WHAT NEEDS TO BE DONE:
Determine the number of lines that contain the word "currently", then state that number and nothing more.
----- DATA
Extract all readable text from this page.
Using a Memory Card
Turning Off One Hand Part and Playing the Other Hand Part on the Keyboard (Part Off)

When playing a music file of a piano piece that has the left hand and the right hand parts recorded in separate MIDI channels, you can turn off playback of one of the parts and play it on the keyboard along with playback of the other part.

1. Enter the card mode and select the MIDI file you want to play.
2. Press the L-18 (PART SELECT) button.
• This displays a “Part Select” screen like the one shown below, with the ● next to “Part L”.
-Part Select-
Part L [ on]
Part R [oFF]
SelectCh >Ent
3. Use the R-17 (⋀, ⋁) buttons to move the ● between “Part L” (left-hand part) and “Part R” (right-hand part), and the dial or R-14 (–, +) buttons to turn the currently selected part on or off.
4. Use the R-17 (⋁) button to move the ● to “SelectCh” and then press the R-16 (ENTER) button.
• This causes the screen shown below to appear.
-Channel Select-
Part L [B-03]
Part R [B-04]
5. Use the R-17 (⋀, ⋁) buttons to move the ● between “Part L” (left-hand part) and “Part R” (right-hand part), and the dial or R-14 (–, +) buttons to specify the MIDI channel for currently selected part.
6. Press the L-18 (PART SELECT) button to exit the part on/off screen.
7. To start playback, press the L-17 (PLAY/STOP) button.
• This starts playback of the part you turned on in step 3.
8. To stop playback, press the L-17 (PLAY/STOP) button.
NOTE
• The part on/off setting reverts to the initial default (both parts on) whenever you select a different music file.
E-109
----------
WRITTEN ANSWER:
2